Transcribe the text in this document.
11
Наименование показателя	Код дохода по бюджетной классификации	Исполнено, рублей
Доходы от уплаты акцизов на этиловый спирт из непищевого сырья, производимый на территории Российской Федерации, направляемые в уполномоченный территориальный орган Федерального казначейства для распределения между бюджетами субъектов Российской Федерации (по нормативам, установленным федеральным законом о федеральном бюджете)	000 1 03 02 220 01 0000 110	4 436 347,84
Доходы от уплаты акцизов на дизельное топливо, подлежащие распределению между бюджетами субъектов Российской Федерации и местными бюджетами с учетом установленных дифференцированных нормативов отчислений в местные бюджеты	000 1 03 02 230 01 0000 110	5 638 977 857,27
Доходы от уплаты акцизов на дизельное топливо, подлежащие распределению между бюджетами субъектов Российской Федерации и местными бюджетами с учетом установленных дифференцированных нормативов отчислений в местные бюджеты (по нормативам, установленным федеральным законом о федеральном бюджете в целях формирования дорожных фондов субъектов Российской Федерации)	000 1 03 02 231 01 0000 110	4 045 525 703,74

Stated exercise: Report how many lines hold the string "уплаты", giving the number and nothing else.

Result of this exercise: 3